* _What you are asked to do_
Scan the records and identify every line in which the string "this" occurs, then return those lines.

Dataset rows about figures
+===+

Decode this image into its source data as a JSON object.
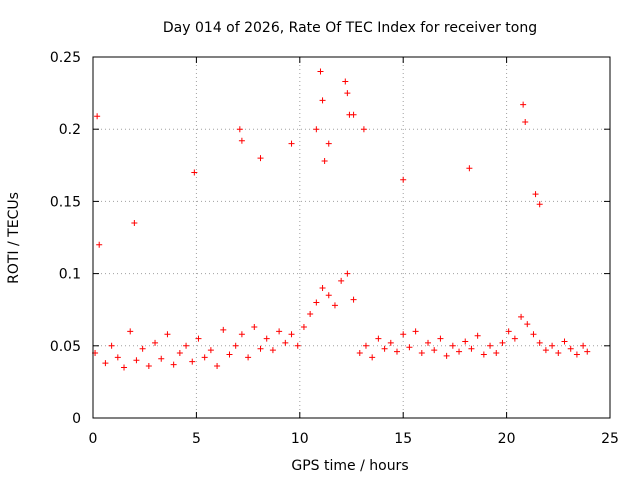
{
  "chart_data": {
    "type": "scatter",
    "title": "Day 014 of 2026, Rate Of TEC Index for receiver tong",
    "xlabel": "GPS time / hours",
    "ylabel": "ROTI / TECUs",
    "xlim": [
      0,
      25
    ],
    "ylim": [
      0,
      0.25
    ],
    "xticks": [
      0,
      5,
      10,
      15,
      20,
      25
    ],
    "yticks": [
      0,
      0.05,
      0.1,
      0.15,
      0.2,
      0.25
    ],
    "xtick_labels": [
      "0",
      "5",
      "10",
      "15",
      "20",
      "25"
    ],
    "ytick_labels": [
      "0",
      "0.05",
      "0.1",
      "0.15",
      "0.2",
      "0.25"
    ],
    "grid": true,
    "marker": "+",
    "color": "#ff0000",
    "series": [
      {
        "x": [
          0.1,
          0.3,
          0.6,
          0.9,
          1.2,
          1.5,
          1.8,
          2.1,
          2.4,
          2.7,
          3.0,
          3.3,
          3.6,
          3.9,
          4.2,
          4.5,
          4.8,
          5.1,
          5.4,
          5.7,
          6.0,
          6.3,
          6.6,
          6.9,
          7.2,
          7.5,
          7.8,
          8.1,
          8.4,
          8.7,
          9.0,
          9.3,
          9.6,
          9.9,
          10.2,
          10.5,
          10.8,
          11.1,
          11.4,
          11.7,
          12.0,
          12.3,
          12.6,
          12.9,
          13.2,
          13.5,
          13.8,
          14.1,
          14.4,
          14.7,
          15.0,
          15.3,
          15.6,
          15.9,
          16.2,
          16.5,
          16.8,
          17.1,
          17.4,
          17.7,
          18.0,
          18.3,
          18.6,
          18.9,
          19.2,
          19.5,
          19.8,
          20.1,
          20.4,
          20.7,
          21.0,
          21.3,
          21.6,
          21.9,
          22.2,
          22.5,
          22.8,
          23.1,
          23.4,
          23.7,
          23.9,
          0.2,
          2.0,
          4.9,
          7.1,
          7.2,
          8.1,
          9.6,
          10.8,
          11.0,
          11.1,
          11.2,
          11.4,
          12.2,
          12.3,
          12.4,
          12.6,
          13.1,
          15.0,
          18.2,
          20.8,
          20.9,
          21.4,
          21.6
        ],
        "y": [
          0.045,
          0.12,
          0.038,
          0.05,
          0.042,
          0.035,
          0.06,
          0.04,
          0.048,
          0.036,
          0.052,
          0.041,
          0.058,
          0.037,
          0.045,
          0.05,
          0.039,
          0.055,
          0.042,
          0.047,
          0.036,
          0.061,
          0.044,
          0.05,
          0.058,
          0.042,
          0.063,
          0.048,
          0.055,
          0.047,
          0.06,
          0.052,
          0.058,
          0.05,
          0.063,
          0.072,
          0.08,
          0.09,
          0.085,
          0.078,
          0.095,
          0.1,
          0.082,
          0.045,
          0.05,
          0.042,
          0.055,
          0.048,
          0.052,
          0.046,
          0.058,
          0.049,
          0.06,
          0.045,
          0.052,
          0.047,
          0.055,
          0.043,
          0.05,
          0.046,
          0.053,
          0.048,
          0.057,
          0.044,
          0.05,
          0.045,
          0.052,
          0.06,
          0.055,
          0.07,
          0.065,
          0.058,
          0.052,
          0.047,
          0.05,
          0.045,
          0.053,
          0.048,
          0.044,
          0.05,
          0.046,
          0.209,
          0.135,
          0.17,
          0.2,
          0.192,
          0.18,
          0.19,
          0.2,
          0.24,
          0.22,
          0.178,
          0.19,
          0.233,
          0.225,
          0.21,
          0.21,
          0.2,
          0.165,
          0.173,
          0.217,
          0.205,
          0.155,
          0.148
        ]
      }
    ]
  }
}
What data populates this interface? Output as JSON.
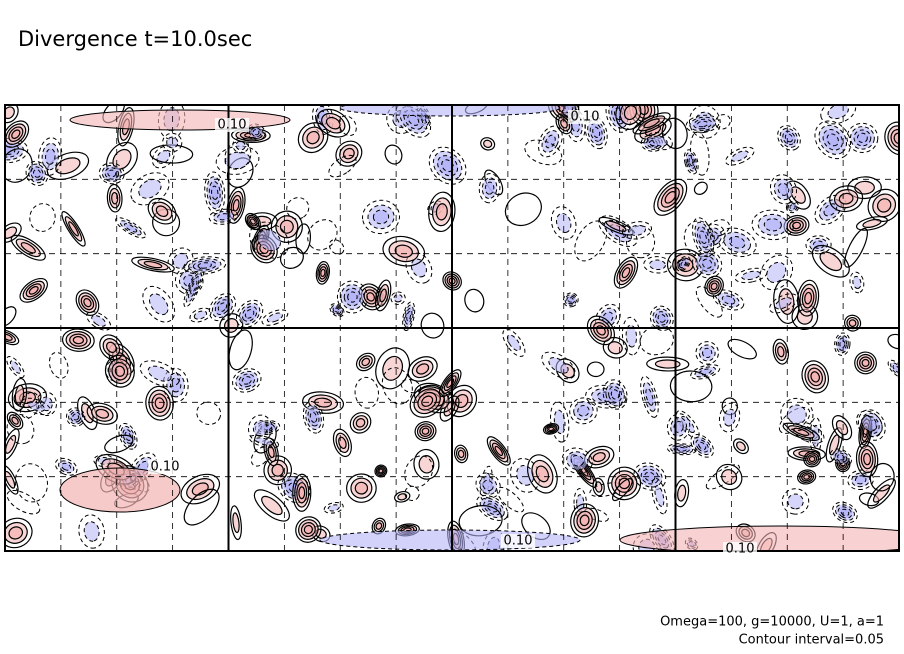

+===+

* _Answer for the task_
Decode this image into its source data as a JSON object.
What data populates this interface? Output as JSON.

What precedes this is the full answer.